Stored rows:
—————

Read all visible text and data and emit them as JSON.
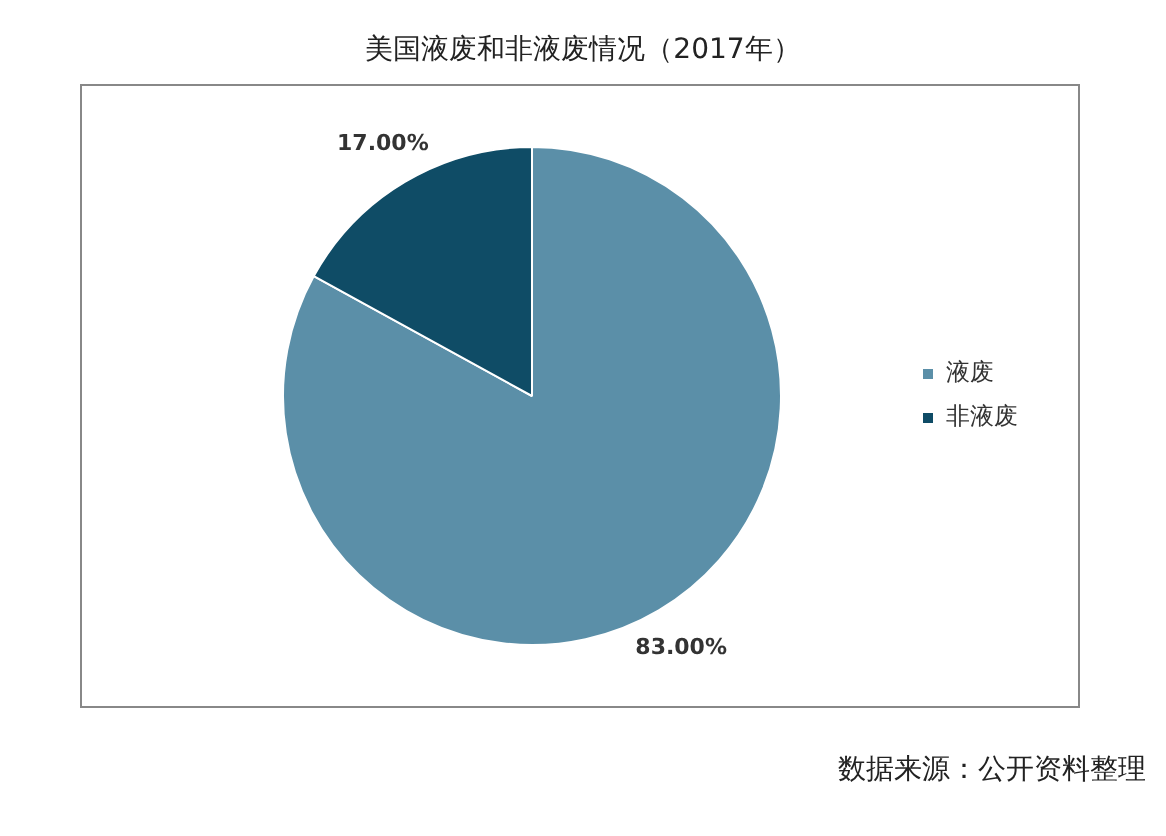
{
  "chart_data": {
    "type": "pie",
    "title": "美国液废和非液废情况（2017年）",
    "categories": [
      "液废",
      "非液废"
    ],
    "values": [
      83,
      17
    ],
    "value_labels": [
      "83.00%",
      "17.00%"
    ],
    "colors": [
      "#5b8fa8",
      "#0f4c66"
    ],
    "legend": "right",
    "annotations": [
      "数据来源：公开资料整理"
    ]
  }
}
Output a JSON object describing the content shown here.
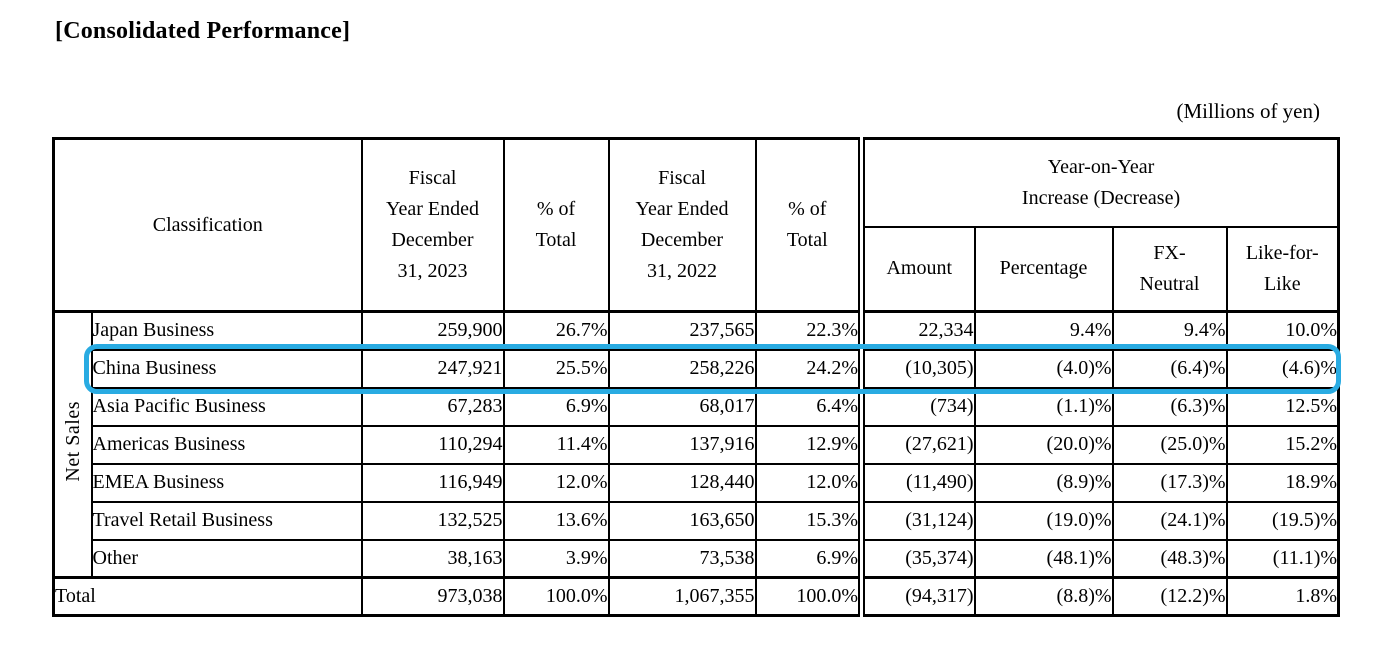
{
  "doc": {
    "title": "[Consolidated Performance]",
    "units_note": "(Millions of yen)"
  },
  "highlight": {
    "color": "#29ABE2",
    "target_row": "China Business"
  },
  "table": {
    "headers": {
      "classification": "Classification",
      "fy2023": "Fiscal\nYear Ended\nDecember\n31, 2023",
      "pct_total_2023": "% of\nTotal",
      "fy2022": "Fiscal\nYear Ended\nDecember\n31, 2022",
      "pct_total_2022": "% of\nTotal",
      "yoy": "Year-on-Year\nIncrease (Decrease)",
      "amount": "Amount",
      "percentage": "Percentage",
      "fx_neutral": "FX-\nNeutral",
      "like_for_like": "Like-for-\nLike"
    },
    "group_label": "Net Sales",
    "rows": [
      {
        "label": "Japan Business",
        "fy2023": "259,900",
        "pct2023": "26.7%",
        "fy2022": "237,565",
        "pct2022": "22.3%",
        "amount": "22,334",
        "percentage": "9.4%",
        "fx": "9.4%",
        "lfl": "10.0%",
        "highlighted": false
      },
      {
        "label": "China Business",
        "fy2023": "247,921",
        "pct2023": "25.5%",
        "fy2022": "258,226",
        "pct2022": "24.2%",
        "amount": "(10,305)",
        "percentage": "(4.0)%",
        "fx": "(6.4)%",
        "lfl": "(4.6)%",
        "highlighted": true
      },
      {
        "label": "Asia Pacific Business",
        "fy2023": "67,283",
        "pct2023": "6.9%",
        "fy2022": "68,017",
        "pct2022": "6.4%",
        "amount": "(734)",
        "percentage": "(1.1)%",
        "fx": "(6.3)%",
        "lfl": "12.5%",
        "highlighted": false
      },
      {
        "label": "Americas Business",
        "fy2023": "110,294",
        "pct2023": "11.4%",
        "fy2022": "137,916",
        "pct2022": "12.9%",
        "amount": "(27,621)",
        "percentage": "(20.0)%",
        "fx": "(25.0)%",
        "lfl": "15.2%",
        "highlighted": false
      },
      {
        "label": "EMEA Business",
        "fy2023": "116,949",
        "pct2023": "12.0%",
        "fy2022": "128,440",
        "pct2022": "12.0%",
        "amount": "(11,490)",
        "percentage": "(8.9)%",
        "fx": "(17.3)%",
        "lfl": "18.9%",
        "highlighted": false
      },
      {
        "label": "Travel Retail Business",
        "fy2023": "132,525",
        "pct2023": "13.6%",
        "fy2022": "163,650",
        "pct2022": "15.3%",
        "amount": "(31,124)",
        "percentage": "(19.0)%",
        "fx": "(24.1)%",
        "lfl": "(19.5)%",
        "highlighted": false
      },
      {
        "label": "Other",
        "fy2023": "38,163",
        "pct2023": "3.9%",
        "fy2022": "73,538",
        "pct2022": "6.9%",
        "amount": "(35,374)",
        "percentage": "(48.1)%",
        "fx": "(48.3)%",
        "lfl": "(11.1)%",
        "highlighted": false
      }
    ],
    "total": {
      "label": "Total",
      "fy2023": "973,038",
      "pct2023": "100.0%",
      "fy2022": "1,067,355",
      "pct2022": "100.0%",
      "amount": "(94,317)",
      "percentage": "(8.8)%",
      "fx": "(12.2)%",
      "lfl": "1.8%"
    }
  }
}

—————

Stated exercise:
Nothing but the pictures may be dropped; output the records above exactly.

Exercise response:
Read all visible text and data and emit them as JSON.
{
  "chart_data": {
    "type": "pie",
    "title": "美国液废和非液废情况（2017年）",
    "categories": [
      "液废",
      "非液废"
    ],
    "values": [
      83,
      17
    ],
    "value_labels": [
      "83.00%",
      "17.00%"
    ],
    "colors": [
      "#5b8fa8",
      "#0f4c66"
    ],
    "legend": "right",
    "annotations": [
      "数据来源：公开资料整理"
    ]
  }
}
Output a JSON object describing the content shown here.
{
  "doc": {
    "title": "[Consolidated Performance]",
    "units_note": "(Millions of yen)"
  },
  "highlight": {
    "color": "#29ABE2",
    "target_row": "China Business"
  },
  "table": {
    "headers": {
      "classification": "Classification",
      "fy2023": "Fiscal\nYear Ended\nDecember\n31, 2023",
      "pct_total_2023": "% of\nTotal",
      "fy2022": "Fiscal\nYear Ended\nDecember\n31, 2022",
      "pct_total_2022": "% of\nTotal",
      "yoy": "Year-on-Year\nIncrease (Decrease)",
      "amount": "Amount",
      "percentage": "Percentage",
      "fx_neutral": "FX-\nNeutral",
      "like_for_like": "Like-for-\nLike"
    },
    "group_label": "Net Sales",
    "rows": [
      {
        "label": "Japan Business",
        "fy2023": "259,900",
        "pct2023": "26.7%",
        "fy2022": "237,565",
        "pct2022": "22.3%",
        "amount": "22,334",
        "percentage": "9.4%",
        "fx": "9.4%",
        "lfl": "10.0%",
        "highlighted": false
      },
      {
        "label": "China Business",
        "fy2023": "247,921",
        "pct2023": "25.5%",
        "fy2022": "258,226",
        "pct2022": "24.2%",
        "amount": "(10,305)",
        "percentage": "(4.0)%",
        "fx": "(6.4)%",
        "lfl": "(4.6)%",
        "highlighted": true
      },
      {
        "label": "Asia Pacific Business",
        "fy2023": "67,283",
        "pct2023": "6.9%",
        "fy2022": "68,017",
        "pct2022": "6.4%",
        "amount": "(734)",
        "percentage": "(1.1)%",
        "fx": "(6.3)%",
        "lfl": "12.5%",
        "highlighted": false
      },
      {
        "label": "Americas Business",
        "fy2023": "110,294",
        "pct2023": "11.4%",
        "fy2022": "137,916",
        "pct2022": "12.9%",
        "amount": "(27,621)",
        "percentage": "(20.0)%",
        "fx": "(25.0)%",
        "lfl": "15.2%",
        "highlighted": false
      },
      {
        "label": "EMEA Business",
        "fy2023": "116,949",
        "pct2023": "12.0%",
        "fy2022": "128,440",
        "pct2022": "12.0%",
        "amount": "(11,490)",
        "percentage": "(8.9)%",
        "fx": "(17.3)%",
        "lfl": "18.9%",
        "highlighted": false
      },
      {
        "label": "Travel Retail Business",
        "fy2023": "132,525",
        "pct2023": "13.6%",
        "fy2022": "163,650",
        "pct2022": "15.3%",
        "amount": "(31,124)",
        "percentage": "(19.0)%",
        "fx": "(24.1)%",
        "lfl": "(19.5)%",
        "highlighted": false
      },
      {
        "label": "Other",
        "fy2023": "38,163",
        "pct2023": "3.9%",
        "fy2022": "73,538",
        "pct2022": "6.9%",
        "amount": "(35,374)",
        "percentage": "(48.1)%",
        "fx": "(48.3)%",
        "lfl": "(11.1)%",
        "highlighted": false
      }
    ],
    "total": {
      "label": "Total",
      "fy2023": "973,038",
      "pct2023": "100.0%",
      "fy2022": "1,067,355",
      "pct2022": "100.0%",
      "amount": "(94,317)",
      "percentage": "(8.8)%",
      "fx": "(12.2)%",
      "lfl": "1.8%"
    }
  }
}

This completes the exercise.